● TASK DIRECTIONS
List, from the lines below, each one with "member" in it.

---- PROVIDED MATERIAL

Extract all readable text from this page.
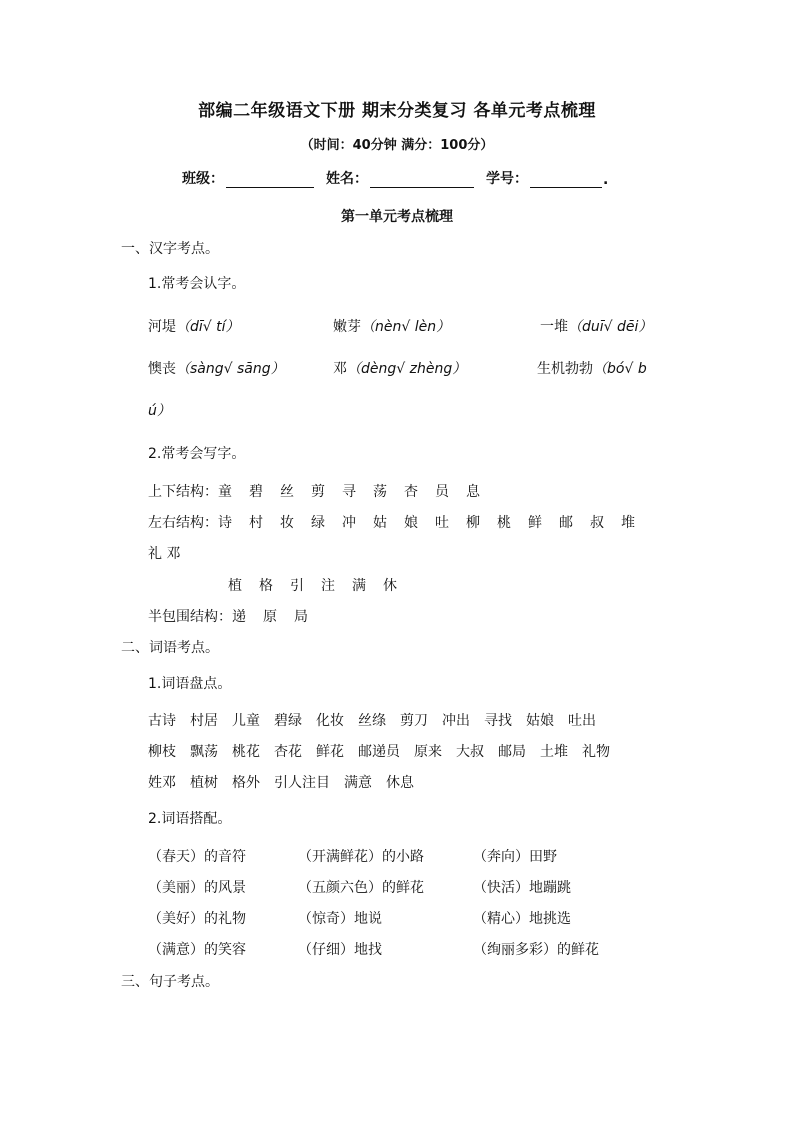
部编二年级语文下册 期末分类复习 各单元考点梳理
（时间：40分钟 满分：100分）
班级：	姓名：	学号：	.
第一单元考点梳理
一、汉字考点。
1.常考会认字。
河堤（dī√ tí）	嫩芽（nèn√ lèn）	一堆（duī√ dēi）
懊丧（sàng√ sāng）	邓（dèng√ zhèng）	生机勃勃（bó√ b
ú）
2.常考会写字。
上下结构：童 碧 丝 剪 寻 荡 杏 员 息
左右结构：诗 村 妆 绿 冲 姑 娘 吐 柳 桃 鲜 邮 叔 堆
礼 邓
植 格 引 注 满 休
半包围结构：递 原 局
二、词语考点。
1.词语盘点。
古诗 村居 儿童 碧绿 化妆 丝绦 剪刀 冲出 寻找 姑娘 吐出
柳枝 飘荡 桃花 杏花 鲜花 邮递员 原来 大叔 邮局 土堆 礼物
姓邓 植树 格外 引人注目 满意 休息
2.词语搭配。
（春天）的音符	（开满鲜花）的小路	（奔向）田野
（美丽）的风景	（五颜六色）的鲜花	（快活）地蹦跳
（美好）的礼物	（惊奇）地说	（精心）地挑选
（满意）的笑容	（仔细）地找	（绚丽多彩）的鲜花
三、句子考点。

--------
---- PROVIDED MATERIAL

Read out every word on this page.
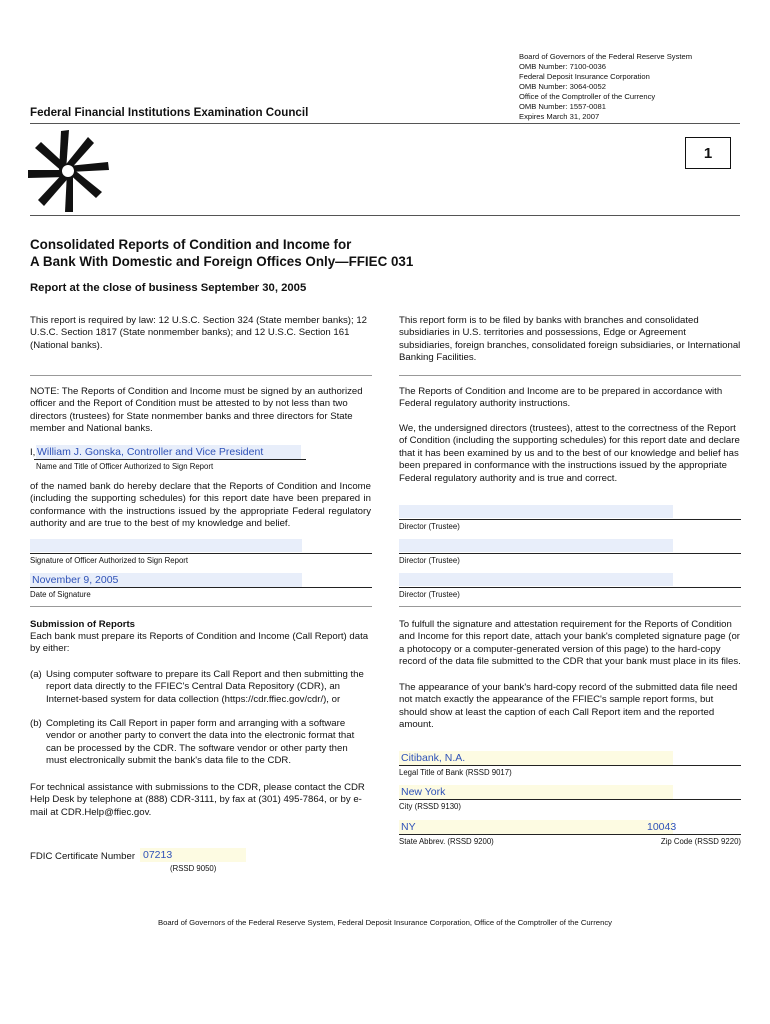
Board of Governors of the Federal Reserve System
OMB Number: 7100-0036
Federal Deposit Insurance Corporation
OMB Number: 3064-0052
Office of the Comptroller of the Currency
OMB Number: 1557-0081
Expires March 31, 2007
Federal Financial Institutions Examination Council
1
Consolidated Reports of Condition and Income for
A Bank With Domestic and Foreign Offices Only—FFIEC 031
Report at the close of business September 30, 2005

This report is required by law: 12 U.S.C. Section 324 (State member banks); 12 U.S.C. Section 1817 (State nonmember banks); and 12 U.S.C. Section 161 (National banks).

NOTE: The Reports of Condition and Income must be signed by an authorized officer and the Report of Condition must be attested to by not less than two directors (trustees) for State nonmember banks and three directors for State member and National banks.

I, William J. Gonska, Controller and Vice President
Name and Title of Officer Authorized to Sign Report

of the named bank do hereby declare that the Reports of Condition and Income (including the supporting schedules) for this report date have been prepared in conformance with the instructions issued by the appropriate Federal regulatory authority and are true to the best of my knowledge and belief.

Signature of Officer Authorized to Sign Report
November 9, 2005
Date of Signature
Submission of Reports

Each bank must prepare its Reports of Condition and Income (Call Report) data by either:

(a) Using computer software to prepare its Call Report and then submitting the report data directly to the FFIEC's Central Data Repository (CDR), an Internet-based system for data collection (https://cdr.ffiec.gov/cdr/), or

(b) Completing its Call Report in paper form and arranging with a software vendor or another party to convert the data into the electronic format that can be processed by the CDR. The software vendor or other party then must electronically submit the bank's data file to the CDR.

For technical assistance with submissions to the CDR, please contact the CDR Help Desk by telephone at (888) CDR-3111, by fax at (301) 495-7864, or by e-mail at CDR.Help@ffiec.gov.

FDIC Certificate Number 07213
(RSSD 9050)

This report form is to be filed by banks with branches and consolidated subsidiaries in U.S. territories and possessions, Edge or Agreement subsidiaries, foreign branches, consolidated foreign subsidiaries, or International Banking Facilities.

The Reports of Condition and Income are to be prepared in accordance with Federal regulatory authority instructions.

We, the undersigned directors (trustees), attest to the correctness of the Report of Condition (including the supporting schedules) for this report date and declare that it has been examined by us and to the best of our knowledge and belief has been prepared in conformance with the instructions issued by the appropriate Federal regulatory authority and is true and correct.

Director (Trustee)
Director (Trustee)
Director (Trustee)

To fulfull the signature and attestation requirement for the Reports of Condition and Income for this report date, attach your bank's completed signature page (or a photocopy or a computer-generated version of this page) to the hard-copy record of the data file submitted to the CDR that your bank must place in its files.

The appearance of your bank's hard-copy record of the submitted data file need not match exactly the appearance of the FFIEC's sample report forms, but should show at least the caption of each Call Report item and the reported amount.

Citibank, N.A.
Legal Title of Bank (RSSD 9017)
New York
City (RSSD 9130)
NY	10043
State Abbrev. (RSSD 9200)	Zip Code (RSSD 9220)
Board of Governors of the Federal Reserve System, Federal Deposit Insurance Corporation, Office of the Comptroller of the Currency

--------

● THE RESULT
This report is required by law: 12 U.S.C. Section 324 (State member banks); 12 U.S.C. Section 1817 (State nonmember banks); and 12 U.S.C. Section 161 (National banks).
NOTE: The Reports of Condition and Income must be signed by an authorized officer and the Report of Condition must be attested to by not less than two directors (trustees) for State nonmember banks and three directors for State member and National banks.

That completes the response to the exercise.